◆ EXERCISE DETAILS: Read the records below. Copy each line where the string "Days" occurs.

◆ DATA FOR THIS EXERCISE:

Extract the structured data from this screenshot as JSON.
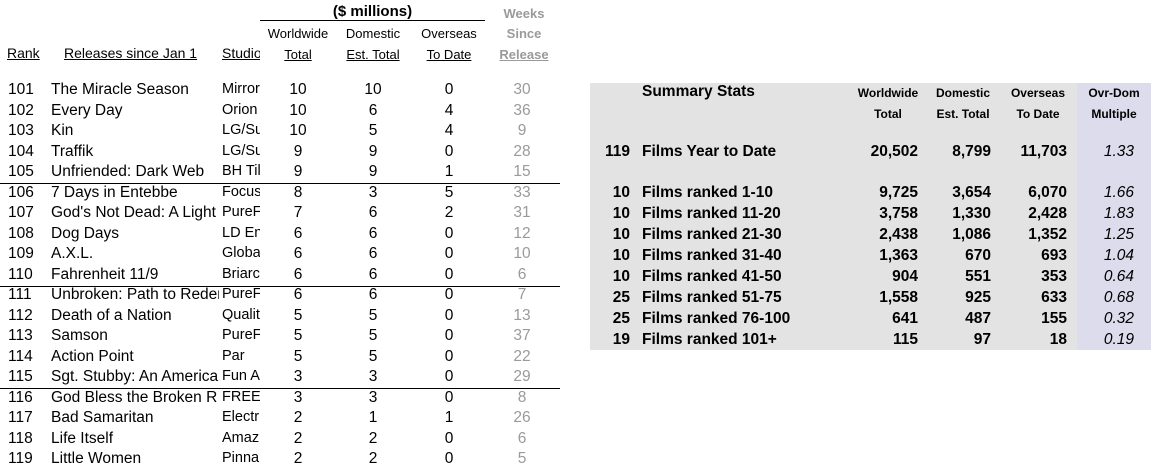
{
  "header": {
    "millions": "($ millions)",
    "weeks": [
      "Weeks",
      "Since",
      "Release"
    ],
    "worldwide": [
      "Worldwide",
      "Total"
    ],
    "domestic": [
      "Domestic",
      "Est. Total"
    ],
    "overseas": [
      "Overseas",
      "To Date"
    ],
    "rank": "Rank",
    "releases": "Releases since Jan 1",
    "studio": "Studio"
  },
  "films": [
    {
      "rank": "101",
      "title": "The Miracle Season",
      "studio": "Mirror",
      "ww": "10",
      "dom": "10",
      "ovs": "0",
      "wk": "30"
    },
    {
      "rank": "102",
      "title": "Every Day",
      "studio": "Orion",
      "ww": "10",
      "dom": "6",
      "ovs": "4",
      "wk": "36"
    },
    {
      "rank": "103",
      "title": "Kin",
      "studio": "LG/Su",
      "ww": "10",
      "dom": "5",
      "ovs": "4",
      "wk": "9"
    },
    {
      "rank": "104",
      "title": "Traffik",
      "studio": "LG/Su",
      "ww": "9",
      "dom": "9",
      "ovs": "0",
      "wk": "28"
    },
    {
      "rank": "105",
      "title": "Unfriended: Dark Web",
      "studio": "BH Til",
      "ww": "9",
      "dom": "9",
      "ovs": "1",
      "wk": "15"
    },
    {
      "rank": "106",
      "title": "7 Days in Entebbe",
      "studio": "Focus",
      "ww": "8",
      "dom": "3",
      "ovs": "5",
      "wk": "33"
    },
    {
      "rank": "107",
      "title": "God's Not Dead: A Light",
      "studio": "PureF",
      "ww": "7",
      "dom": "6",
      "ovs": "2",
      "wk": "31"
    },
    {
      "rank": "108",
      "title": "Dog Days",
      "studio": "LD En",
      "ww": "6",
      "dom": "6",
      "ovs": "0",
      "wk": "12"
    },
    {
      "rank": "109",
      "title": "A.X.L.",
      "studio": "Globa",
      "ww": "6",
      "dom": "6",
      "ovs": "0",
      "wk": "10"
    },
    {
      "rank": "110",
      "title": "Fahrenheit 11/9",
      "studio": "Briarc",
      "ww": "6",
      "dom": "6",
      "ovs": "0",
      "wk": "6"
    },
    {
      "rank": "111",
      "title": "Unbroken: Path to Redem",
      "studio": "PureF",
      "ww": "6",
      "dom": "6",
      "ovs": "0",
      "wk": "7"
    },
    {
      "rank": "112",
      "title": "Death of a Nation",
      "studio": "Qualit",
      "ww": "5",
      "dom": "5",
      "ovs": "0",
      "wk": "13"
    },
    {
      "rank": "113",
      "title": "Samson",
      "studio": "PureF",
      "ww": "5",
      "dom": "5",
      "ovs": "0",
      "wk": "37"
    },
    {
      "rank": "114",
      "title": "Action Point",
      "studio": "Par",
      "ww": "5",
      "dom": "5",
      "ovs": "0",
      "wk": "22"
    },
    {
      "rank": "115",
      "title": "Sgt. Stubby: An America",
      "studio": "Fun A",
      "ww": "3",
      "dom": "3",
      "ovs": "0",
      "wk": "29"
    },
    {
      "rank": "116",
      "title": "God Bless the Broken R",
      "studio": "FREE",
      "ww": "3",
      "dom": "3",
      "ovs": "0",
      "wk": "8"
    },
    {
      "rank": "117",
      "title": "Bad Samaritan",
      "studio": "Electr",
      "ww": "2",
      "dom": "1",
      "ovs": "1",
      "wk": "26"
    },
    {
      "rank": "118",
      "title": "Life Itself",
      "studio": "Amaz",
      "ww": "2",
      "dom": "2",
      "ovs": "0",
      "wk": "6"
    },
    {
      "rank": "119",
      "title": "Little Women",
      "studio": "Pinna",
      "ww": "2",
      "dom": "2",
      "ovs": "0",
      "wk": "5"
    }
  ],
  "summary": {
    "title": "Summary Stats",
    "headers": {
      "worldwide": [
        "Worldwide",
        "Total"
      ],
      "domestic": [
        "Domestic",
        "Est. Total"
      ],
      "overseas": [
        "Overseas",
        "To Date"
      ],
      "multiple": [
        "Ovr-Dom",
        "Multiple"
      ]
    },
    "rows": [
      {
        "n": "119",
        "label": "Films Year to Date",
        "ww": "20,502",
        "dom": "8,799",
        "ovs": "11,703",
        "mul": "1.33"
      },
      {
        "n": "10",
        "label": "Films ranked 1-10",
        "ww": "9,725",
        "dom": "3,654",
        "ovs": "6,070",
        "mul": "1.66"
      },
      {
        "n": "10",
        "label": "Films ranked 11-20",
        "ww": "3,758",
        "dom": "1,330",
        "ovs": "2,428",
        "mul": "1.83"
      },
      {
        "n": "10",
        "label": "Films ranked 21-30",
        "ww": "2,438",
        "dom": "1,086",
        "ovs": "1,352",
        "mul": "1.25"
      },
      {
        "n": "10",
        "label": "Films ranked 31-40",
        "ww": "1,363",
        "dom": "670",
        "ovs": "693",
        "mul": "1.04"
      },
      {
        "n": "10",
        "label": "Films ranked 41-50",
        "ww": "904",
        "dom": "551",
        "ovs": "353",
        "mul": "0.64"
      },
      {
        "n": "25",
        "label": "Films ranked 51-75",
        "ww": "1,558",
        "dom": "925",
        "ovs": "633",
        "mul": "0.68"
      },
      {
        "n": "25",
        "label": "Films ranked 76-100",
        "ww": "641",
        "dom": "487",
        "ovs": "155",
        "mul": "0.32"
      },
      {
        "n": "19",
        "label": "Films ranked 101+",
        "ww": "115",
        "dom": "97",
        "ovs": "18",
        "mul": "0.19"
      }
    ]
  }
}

◆ RESPONSE TO THIS EXERCISE:
      "title": "7 Days in Entebbe",
      "title": "Dog Days",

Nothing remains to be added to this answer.